▶ _Exercise prompt_
Please write out the material below exactly as given.

▶ _Stored entries_
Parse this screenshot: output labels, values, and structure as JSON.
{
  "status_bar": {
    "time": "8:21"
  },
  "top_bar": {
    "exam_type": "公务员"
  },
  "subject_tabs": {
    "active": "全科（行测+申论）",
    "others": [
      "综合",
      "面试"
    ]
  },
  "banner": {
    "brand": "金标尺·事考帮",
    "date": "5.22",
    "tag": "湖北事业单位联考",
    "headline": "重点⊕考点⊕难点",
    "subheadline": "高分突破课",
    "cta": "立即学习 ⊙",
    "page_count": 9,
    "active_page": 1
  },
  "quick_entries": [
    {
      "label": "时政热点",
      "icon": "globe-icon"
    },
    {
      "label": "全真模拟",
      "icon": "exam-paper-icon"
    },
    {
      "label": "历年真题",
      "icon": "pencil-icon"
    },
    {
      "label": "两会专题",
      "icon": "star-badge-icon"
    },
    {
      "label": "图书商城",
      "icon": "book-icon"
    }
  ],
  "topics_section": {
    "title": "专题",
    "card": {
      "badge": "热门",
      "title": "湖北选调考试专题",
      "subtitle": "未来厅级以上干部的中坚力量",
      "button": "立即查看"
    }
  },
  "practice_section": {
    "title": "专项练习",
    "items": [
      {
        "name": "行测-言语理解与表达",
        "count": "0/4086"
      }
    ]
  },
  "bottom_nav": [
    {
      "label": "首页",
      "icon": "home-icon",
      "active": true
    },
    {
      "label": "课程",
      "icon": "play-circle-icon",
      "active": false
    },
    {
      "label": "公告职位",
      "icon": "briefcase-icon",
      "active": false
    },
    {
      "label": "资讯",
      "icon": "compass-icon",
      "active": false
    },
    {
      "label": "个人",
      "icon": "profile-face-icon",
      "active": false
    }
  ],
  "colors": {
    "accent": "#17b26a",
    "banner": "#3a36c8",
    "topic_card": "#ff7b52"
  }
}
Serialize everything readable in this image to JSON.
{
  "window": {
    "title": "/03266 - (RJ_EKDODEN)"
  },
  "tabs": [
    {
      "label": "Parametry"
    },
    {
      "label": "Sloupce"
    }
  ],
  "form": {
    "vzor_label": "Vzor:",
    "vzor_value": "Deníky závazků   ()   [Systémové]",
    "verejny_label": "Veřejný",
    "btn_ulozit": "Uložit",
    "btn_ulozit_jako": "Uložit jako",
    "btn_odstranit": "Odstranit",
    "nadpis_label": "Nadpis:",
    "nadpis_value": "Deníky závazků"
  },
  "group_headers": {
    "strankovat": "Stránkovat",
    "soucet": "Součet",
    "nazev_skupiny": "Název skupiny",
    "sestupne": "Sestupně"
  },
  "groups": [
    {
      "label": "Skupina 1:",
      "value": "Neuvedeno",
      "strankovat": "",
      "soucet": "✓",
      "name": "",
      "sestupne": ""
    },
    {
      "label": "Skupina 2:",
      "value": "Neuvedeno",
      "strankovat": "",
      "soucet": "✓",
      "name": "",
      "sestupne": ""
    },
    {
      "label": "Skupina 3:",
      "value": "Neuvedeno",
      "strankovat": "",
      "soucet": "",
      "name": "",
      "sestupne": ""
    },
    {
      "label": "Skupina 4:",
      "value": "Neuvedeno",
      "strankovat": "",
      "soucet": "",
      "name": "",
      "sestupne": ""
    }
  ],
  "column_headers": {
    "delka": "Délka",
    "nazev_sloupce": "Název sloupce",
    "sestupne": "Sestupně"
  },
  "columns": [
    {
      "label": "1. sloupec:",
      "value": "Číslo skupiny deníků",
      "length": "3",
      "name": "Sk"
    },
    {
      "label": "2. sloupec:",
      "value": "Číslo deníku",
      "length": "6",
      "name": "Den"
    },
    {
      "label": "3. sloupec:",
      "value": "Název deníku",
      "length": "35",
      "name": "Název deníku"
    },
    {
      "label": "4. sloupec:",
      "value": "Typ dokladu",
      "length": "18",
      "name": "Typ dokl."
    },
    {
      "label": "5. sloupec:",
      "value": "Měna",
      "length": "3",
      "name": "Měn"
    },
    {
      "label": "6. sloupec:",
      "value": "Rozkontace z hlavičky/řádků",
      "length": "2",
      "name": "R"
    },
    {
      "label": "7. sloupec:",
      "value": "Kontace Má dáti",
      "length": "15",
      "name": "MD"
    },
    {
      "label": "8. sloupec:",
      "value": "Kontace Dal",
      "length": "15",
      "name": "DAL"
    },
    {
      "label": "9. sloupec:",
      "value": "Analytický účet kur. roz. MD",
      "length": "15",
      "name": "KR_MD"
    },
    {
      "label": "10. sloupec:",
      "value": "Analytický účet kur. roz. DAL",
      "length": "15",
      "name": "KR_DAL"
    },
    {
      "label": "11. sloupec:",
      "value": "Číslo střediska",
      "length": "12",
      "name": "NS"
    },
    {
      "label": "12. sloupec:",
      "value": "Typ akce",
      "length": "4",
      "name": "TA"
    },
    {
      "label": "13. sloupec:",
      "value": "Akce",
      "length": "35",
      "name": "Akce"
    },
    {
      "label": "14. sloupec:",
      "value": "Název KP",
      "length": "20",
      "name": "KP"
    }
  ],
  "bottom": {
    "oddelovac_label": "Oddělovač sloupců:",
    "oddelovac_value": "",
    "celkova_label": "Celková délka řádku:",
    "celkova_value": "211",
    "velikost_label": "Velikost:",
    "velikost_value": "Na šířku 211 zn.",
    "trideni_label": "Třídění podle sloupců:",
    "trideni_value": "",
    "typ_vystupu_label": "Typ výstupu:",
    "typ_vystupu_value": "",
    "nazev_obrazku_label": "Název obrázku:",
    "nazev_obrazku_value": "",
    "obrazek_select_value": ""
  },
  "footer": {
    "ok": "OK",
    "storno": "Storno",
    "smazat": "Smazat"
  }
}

▶ _Output of the task_
Parse this screenshot: output labels, values, and structure as JSON.
{
  "status_bar": {
    "time": "8:21"
  },
  "top_bar": {
    "exam_type": "公务员"
  },
  "subject_tabs": {
    "active": "全科（行测+申论）",
    "others": [
      "综合",
      "面试"
    ]
  },
  "banner": {
    "brand": "金标尺·事考帮",
    "date": "5.22",
    "tag": "湖北事业单位联考",
    "headline": "重点⊕考点⊕难点",
    "subheadline": "高分突破课",
    "cta": "立即学习 ⊙",
    "page_count": 9,
    "active_page": 1
  },
  "quick_entries": [
    {
      "label": "时政热点",
      "icon": "globe-icon"
    },
    {
      "label": "全真模拟",
      "icon": "exam-paper-icon"
    },
    {
      "label": "历年真题",
      "icon": "pencil-icon"
    },
    {
      "label": "两会专题",
      "icon": "star-badge-icon"
    },
    {
      "label": "图书商城",
      "icon": "book-icon"
    }
  ],
  "topics_section": {
    "title": "专题",
    "card": {
      "badge": "热门",
      "title": "湖北选调考试专题",
      "subtitle": "未来厅级以上干部的中坚力量",
      "button": "立即查看"
    }
  },
  "practice_section": {
    "title": "专项练习",
    "items": [
      {
        "name": "行测-言语理解与表达",
        "count": "0/4086"
      }
    ]
  },
  "bottom_nav": [
    {
      "label": "首页",
      "icon": "home-icon",
      "active": true
    },
    {
      "label": "课程",
      "icon": "play-circle-icon",
      "active": false
    },
    {
      "label": "公告职位",
      "icon": "briefcase-icon",
      "active": false
    },
    {
      "label": "资讯",
      "icon": "compass-icon",
      "active": false
    },
    {
      "label": "个人",
      "icon": "profile-face-icon",
      "active": false
    }
  ],
  "colors": {
    "accent": "#17b26a",
    "banner": "#3a36c8",
    "topic_card": "#ff7b52"
  }
}
Serialize everything readable in this image to JSON.
{
  "window": {
    "title": "/03266 - (RJ_EKDODEN)"
  },
  "tabs": [
    {
      "label": "Parametry"
    },
    {
      "label": "Sloupce"
    }
  ],
  "form": {
    "vzor_label": "Vzor:",
    "vzor_value": "Deníky závazků   ()   [Systémové]",
    "verejny_label": "Veřejný",
    "btn_ulozit": "Uložit",
    "btn_ulozit_jako": "Uložit jako",
    "btn_odstranit": "Odstranit",
    "nadpis_label": "Nadpis:",
    "nadpis_value": "Deníky závazků"
  },
  "group_headers": {
    "strankovat": "Stránkovat",
    "soucet": "Součet",
    "nazev_skupiny": "Název skupiny",
    "sestupne": "Sestupně"
  },
  "groups": [
    {
      "label": "Skupina 1:",
      "value": "Neuvedeno",
      "strankovat": "",
      "soucet": "✓",
      "name": "",
      "sestupne": ""
    },
    {
      "label": "Skupina 2:",
      "value": "Neuvedeno",
      "strankovat": "",
      "soucet": "✓",
      "name": "",
      "sestupne": ""
    },
    {
      "label": "Skupina 3:",
      "value": "Neuvedeno",
      "strankovat": "",
      "soucet": "",
      "name": "",
      "sestupne": ""
    },
    {
      "label": "Skupina 4:",
      "value": "Neuvedeno",
      "strankovat": "",
      "soucet": "",
      "name": "",
      "sestupne": ""
    }
  ],
  "column_headers": {
    "delka": "Délka",
    "nazev_sloupce": "Název sloupce",
    "sestupne": "Sestupně"
  },
  "columns": [
    {
      "label": "1. sloupec:",
      "value": "Číslo skupiny deníků",
      "length": "3",
      "name": "Sk"
    },
    {
      "label": "2. sloupec:",
      "value": "Číslo deníku",
      "length": "6",
      "name": "Den"
    },
    {
      "label": "3. sloupec:",
      "value": "Název deníku",
      "length": "35",
      "name": "Název deníku"
    },
    {
      "label": "4. sloupec:",
      "value": "Typ dokladu",
      "length": "18",
      "name": "Typ dokl."
    },
    {
      "label": "5. sloupec:",
      "value": "Měna",
      "length": "3",
      "name": "Měn"
    },
    {
      "label": "6. sloupec:",
      "value": "Rozkontace z hlavičky/řádků",
      "length": "2",
      "name": "R"
    },
    {
      "label": "7. sloupec:",
      "value": "Kontace Má dáti",
      "length": "15",
      "name": "MD"
    },
    {
      "label": "8. sloupec:",
      "value": "Kontace Dal",
      "length": "15",
      "name": "DAL"
    },
    {
      "label": "9. sloupec:",
      "value": "Analytický účet kur. roz. MD",
      "length": "15",
      "name": "KR_MD"
    },
    {
      "label": "10. sloupec:",
      "value": "Analytický účet kur. roz. DAL",
      "length": "15",
      "name": "KR_DAL"
    },
    {
      "label": "11. sloupec:",
      "value": "Číslo střediska",
      "length": "12",
      "name": "NS"
    },
    {
      "label": "12. sloupec:",
      "value": "Typ akce",
      "length": "4",
      "name": "TA"
    },
    {
      "label": "13. sloupec:",
      "value": "Akce",
      "length": "35",
      "name": "Akce"
    },
    {
      "label": "14. sloupec:",
      "value": "Název KP",
      "length": "20",
      "name": "KP"
    }
  ],
  "bottom": {
    "oddelovac_label": "Oddělovač sloupců:",
    "oddelovac_value": "",
    "celkova_label": "Celková délka řádku:",
    "celkova_value": "211",
    "velikost_label": "Velikost:",
    "velikost_value": "Na šířku 211 zn.",
    "trideni_label": "Třídění podle sloupců:",
    "trideni_value": "",
    "typ_vystupu_label": "Typ výstupu:",
    "typ_vystupu_value": "",
    "nazev_obrazku_label": "Název obrázku:",
    "nazev_obrazku_value": "",
    "obrazek_select_value": ""
  },
  "footer": {
    "ok": "OK",
    "storno": "Storno",
    "smazat": "Smazat"
  }
}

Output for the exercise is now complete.